Provided entries:
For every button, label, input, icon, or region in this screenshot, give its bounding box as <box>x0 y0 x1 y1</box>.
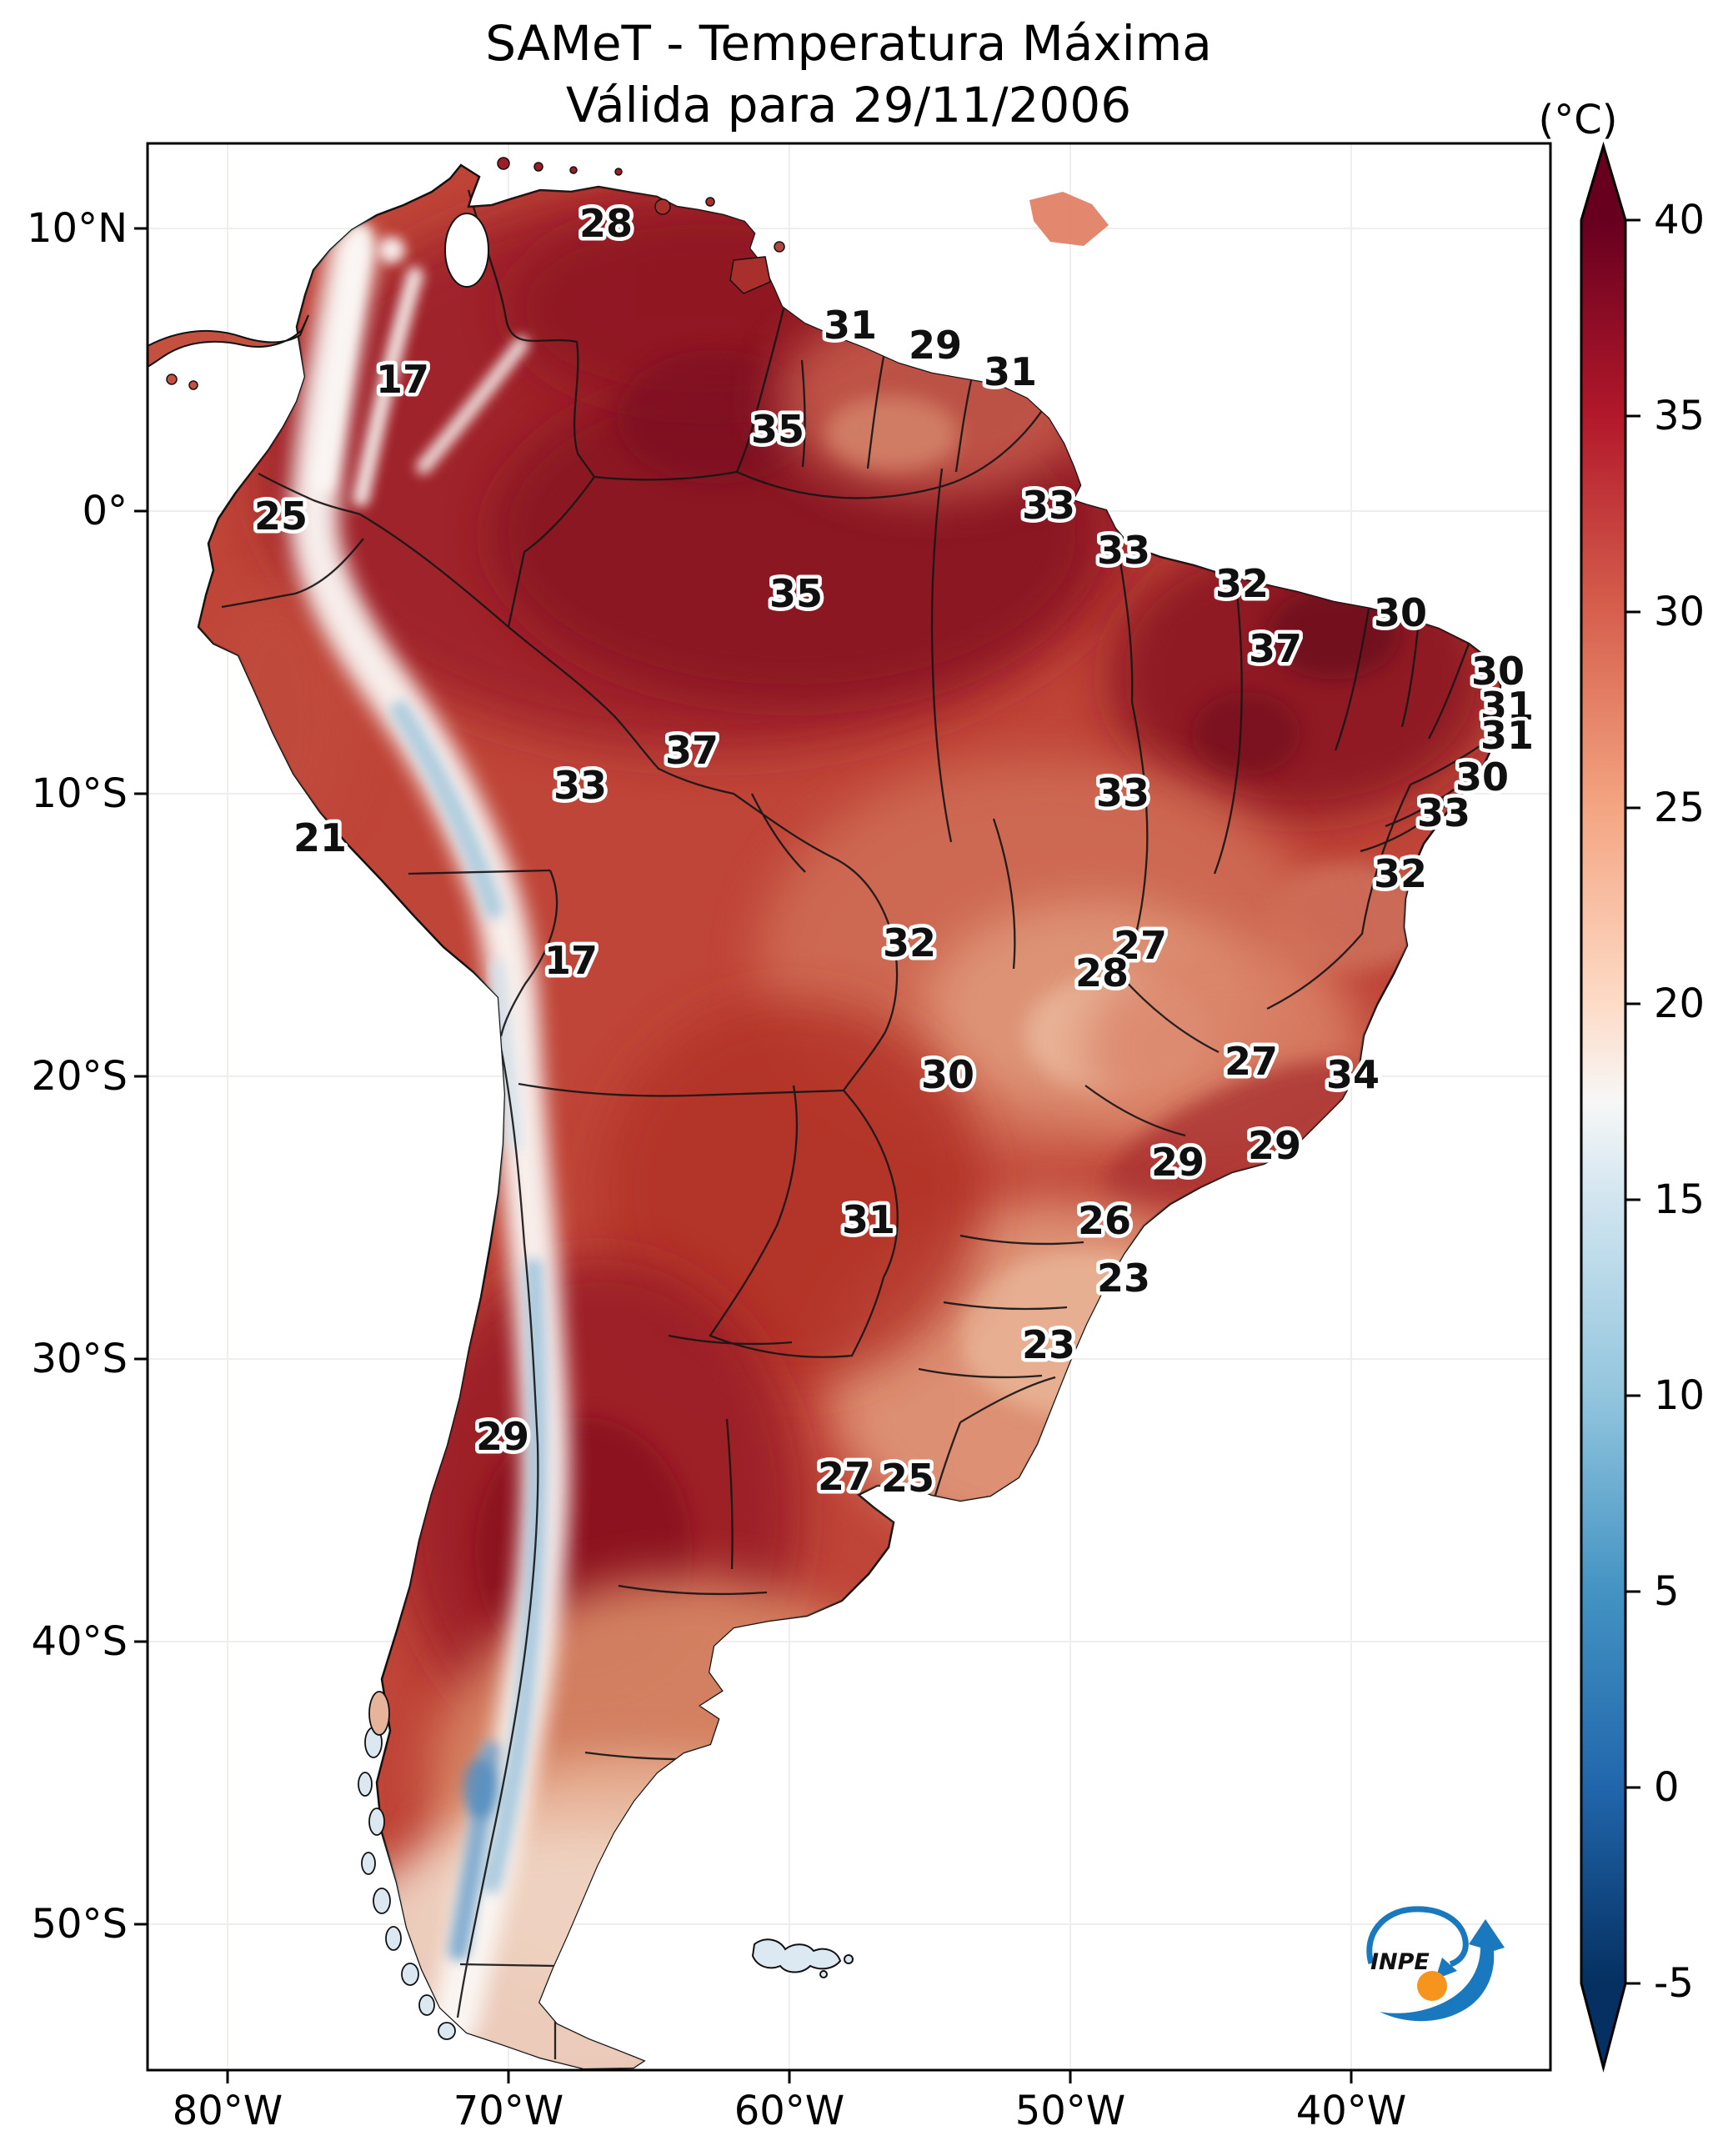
temp-label: 33 <box>1096 770 1150 815</box>
temp-label: 31 <box>1480 684 1534 729</box>
lat-tick-label: 40°S <box>31 1618 128 1665</box>
colorbar-tick-label: 35 <box>1654 393 1705 439</box>
temp-label: 17 <box>544 938 598 983</box>
lat-tick-label: 30°S <box>31 1336 128 1382</box>
temp-label: 32 <box>883 920 936 965</box>
temp-label: 31 <box>824 303 877 348</box>
temp-label: 31 <box>842 1197 895 1242</box>
temp-label: 28 <box>1075 950 1129 995</box>
temp-label: 31 <box>984 349 1037 394</box>
temp-label: 23 <box>1022 1322 1075 1367</box>
temp-label: 30 <box>1471 649 1525 694</box>
temp-label: 32 <box>1374 851 1427 896</box>
lon-tick-label: 40°W <box>1296 2088 1407 2134</box>
figure-title-line1: SAMeT - Temperatura Máxima <box>485 15 1212 72</box>
patagonia-fjord-islands <box>358 1691 456 2040</box>
colorbar-over-arrow <box>1581 146 1625 220</box>
colorbar-tick-label: 15 <box>1654 1176 1705 1223</box>
colorbar-tick-label: 0 <box>1654 1764 1680 1811</box>
lat-tick-label: 20°S <box>31 1053 128 1100</box>
lake-maracaibo <box>444 213 489 288</box>
lon-tick-label: 80°W <box>173 2088 283 2134</box>
colorbar-tick-label: -5 <box>1654 1960 1694 2007</box>
temp-label: 30 <box>1374 590 1427 635</box>
temp-label: 37 <box>665 728 719 773</box>
temp-label: 37 <box>1249 626 1302 671</box>
colorbar-tick-label: 25 <box>1654 785 1705 831</box>
lon-tick-label: 70°W <box>453 2088 564 2134</box>
colorbar-tick-label: 40 <box>1654 197 1705 243</box>
temp-label: 29 <box>909 323 962 368</box>
temp-label: 31 <box>1480 713 1534 758</box>
colorbar-tick-label: 20 <box>1654 980 1705 1027</box>
caribbean-islands <box>166 157 785 390</box>
lat-tick-label: 50°S <box>31 1901 128 1948</box>
lat-tick-label: 10°S <box>31 770 128 817</box>
lon-tick-label: 60°W <box>734 2088 845 2134</box>
colorbar-tick-label: 5 <box>1654 1568 1680 1615</box>
temp-label: 27 <box>818 1454 871 1499</box>
temp-label: 30 <box>921 1052 974 1097</box>
figure-title-line2: Válida para 29/11/2006 <box>566 77 1131 133</box>
temp-label: 34 <box>1326 1052 1380 1097</box>
map-frame <box>146 142 1552 2072</box>
colorbar-ticks: 40 35 30 25 20 15 10 5 0 -5 <box>1625 197 1705 2007</box>
colorbar-unit-label: (°C) <box>1539 97 1618 143</box>
temp-label: 29 <box>476 1414 529 1459</box>
colorbar-gradient <box>1581 220 1625 1983</box>
temp-label: 35 <box>751 407 804 452</box>
temp-label: 21 <box>293 815 347 860</box>
longitude-axis: 80°W 70°W 60°W 50°W 40°W <box>173 2070 1407 2134</box>
falkland-islands <box>751 1938 854 1978</box>
inpe-logo: INPE <box>1366 1906 1505 2022</box>
temp-label: 33 <box>553 763 607 808</box>
colorbar: (°C) 40 35 30 25 20 15 10 5 0 -5 <box>1539 97 1705 2073</box>
offshore-data-patch <box>1029 192 1109 246</box>
temp-label: 33 <box>1417 790 1470 835</box>
panama-isthmus <box>147 314 309 369</box>
latitude-axis: 10°N 0° 10°S 20°S 30°S 40°S 50°S <box>27 205 148 1948</box>
temp-label: 25 <box>881 1456 934 1501</box>
inpe-logo-text: INPE <box>1370 1949 1430 1975</box>
inpe-orbit-arc <box>1366 1906 1469 1968</box>
temp-label: 28 <box>579 201 633 246</box>
temp-label: 25 <box>254 494 308 539</box>
lat-tick-label: 10°N <box>27 205 128 252</box>
temp-label: 32 <box>1215 561 1269 606</box>
colorbar-tick-label: 30 <box>1654 589 1705 635</box>
temp-label: 35 <box>769 571 823 616</box>
temp-label: 29 <box>1248 1123 1301 1168</box>
temp-label: 27 <box>1114 923 1167 968</box>
lat-tick-label: 0° <box>82 488 128 534</box>
temp-label: 26 <box>1078 1198 1131 1243</box>
temp-label: 33 <box>1022 483 1075 528</box>
temp-label: 23 <box>1097 1256 1150 1301</box>
temp-label: 30 <box>1455 755 1509 800</box>
inpe-swoosh-arrow <box>1380 1919 1505 2022</box>
country-borders <box>221 189 1496 2059</box>
inpe-orange-dot <box>1417 1971 1447 2001</box>
temp-label: 29 <box>1151 1140 1205 1185</box>
colorbar-under-arrow <box>1581 1983 1625 2068</box>
temp-label: 17 <box>376 357 429 402</box>
temp-label: 33 <box>1097 528 1150 573</box>
temp-label: 27 <box>1225 1039 1278 1084</box>
colorbar-tick-label: 10 <box>1654 1372 1705 1419</box>
lon-tick-label: 50°W <box>1015 2088 1126 2134</box>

What you will do: Reproduce every entry above character for character, leaving out the pictures.

Task answer:
For every button, label, input, icon, or region in this screenshot, give its bounding box as <box>x0 y0 x1 y1</box>.
temp-label: 33 <box>1096 770 1150 815</box>
temp-label: 31 <box>1480 684 1534 729</box>
lat-tick-label: 40°S <box>31 1618 128 1665</box>
colorbar-tick-label: 35 <box>1654 393 1705 439</box>
temp-label: 17 <box>544 938 598 983</box>
lat-tick-label: 30°S <box>31 1336 128 1382</box>
temp-label: 32 <box>883 920 936 965</box>
temp-label: 31 <box>824 303 877 348</box>
temp-label: 31 <box>842 1197 895 1242</box>
temp-label: 28 <box>1075 950 1129 995</box>
temp-label: 31 <box>984 349 1037 394</box>
temp-label: 23 <box>1022 1322 1075 1367</box>
temp-label: 30 <box>1471 649 1525 694</box>
temp-label: 32 <box>1374 851 1427 896</box>
lon-tick-label: 40°W <box>1296 2088 1407 2134</box>
figure-title-line1: SAMeT - Temperatura Máxima <box>485 15 1212 72</box>
patagonia-fjord-islands <box>358 1691 456 2040</box>
colorbar-over-arrow <box>1581 146 1625 220</box>
colorbar-tick-label: 15 <box>1654 1176 1705 1223</box>
colorbar-tick-label: 0 <box>1654 1764 1680 1811</box>
lat-tick-label: 20°S <box>31 1053 128 1100</box>
lake-maracaibo <box>444 213 489 288</box>
lon-tick-label: 80°W <box>173 2088 283 2134</box>
colorbar-tick-label: -5 <box>1654 1960 1694 2007</box>
temp-label: 30 <box>1374 590 1427 635</box>
temp-label: 37 <box>665 728 719 773</box>
temp-label: 37 <box>1249 626 1302 671</box>
colorbar-tick-label: 25 <box>1654 785 1705 831</box>
lon-tick-label: 70°W <box>453 2088 564 2134</box>
colorbar-tick-label: 40 <box>1654 197 1705 243</box>
temp-label: 29 <box>909 323 962 368</box>
temp-label: 31 <box>1480 713 1534 758</box>
colorbar-tick-label: 20 <box>1654 980 1705 1027</box>
caribbean-islands <box>166 157 785 390</box>
lat-tick-label: 50°S <box>31 1901 128 1948</box>
lat-tick-label: 10°S <box>31 770 128 817</box>
lon-tick-label: 60°W <box>734 2088 845 2134</box>
colorbar-tick-label: 5 <box>1654 1568 1680 1615</box>
temp-label: 27 <box>818 1454 871 1499</box>
temp-label: 30 <box>921 1052 974 1097</box>
figure-title-line2: Válida para 29/11/2006 <box>566 77 1131 133</box>
temp-label: 34 <box>1326 1052 1380 1097</box>
map-frame <box>146 142 1552 2072</box>
colorbar-ticks: 40 35 30 25 20 15 10 5 0 -5 <box>1625 197 1705 2007</box>
colorbar-unit-label: (°C) <box>1539 97 1618 143</box>
temp-label: 29 <box>476 1414 529 1459</box>
colorbar-gradient <box>1581 220 1625 1983</box>
temp-label: 35 <box>751 407 804 452</box>
temp-label: 21 <box>293 815 347 860</box>
longitude-axis: 80°W 70°W 60°W 50°W 40°W <box>173 2070 1407 2134</box>
falkland-islands <box>751 1938 854 1978</box>
inpe-logo: INPE <box>1366 1906 1505 2022</box>
temp-label: 33 <box>553 763 607 808</box>
colorbar: (°C) 40 35 30 25 20 15 10 5 0 -5 <box>1539 97 1705 2073</box>
offshore-data-patch <box>1029 192 1109 246</box>
temp-label: 33 <box>1417 790 1470 835</box>
panama-isthmus <box>147 314 309 369</box>
latitude-axis: 10°N 0° 10°S 20°S 30°S 40°S 50°S <box>27 205 148 1948</box>
temp-label: 25 <box>881 1456 934 1501</box>
inpe-logo-text: INPE <box>1370 1949 1430 1975</box>
inpe-orbit-arc <box>1366 1906 1469 1968</box>
temp-label: 28 <box>579 201 633 246</box>
temp-label: 25 <box>254 494 308 539</box>
lat-tick-label: 10°N <box>27 205 128 252</box>
temp-label: 32 <box>1215 561 1269 606</box>
colorbar-tick-label: 30 <box>1654 589 1705 635</box>
temp-label: 35 <box>769 571 823 616</box>
temp-label: 29 <box>1248 1123 1301 1168</box>
temp-label: 27 <box>1114 923 1167 968</box>
lat-tick-label: 0° <box>82 488 128 534</box>
temp-label: 26 <box>1078 1198 1131 1243</box>
temp-label: 33 <box>1022 483 1075 528</box>
temp-label: 23 <box>1097 1256 1150 1301</box>
temp-label: 30 <box>1455 755 1509 800</box>
inpe-swoosh-arrow <box>1380 1919 1505 2022</box>
country-borders <box>221 189 1496 2059</box>
inpe-orange-dot <box>1417 1971 1447 2001</box>
temp-label: 29 <box>1151 1140 1205 1185</box>
colorbar-under-arrow <box>1581 1983 1625 2068</box>
temp-label: 17 <box>376 357 429 402</box>
temp-label: 33 <box>1097 528 1150 573</box>
temp-label: 27 <box>1225 1039 1278 1084</box>
colorbar-tick-label: 10 <box>1654 1372 1705 1419</box>
lon-tick-label: 50°W <box>1015 2088 1126 2134</box>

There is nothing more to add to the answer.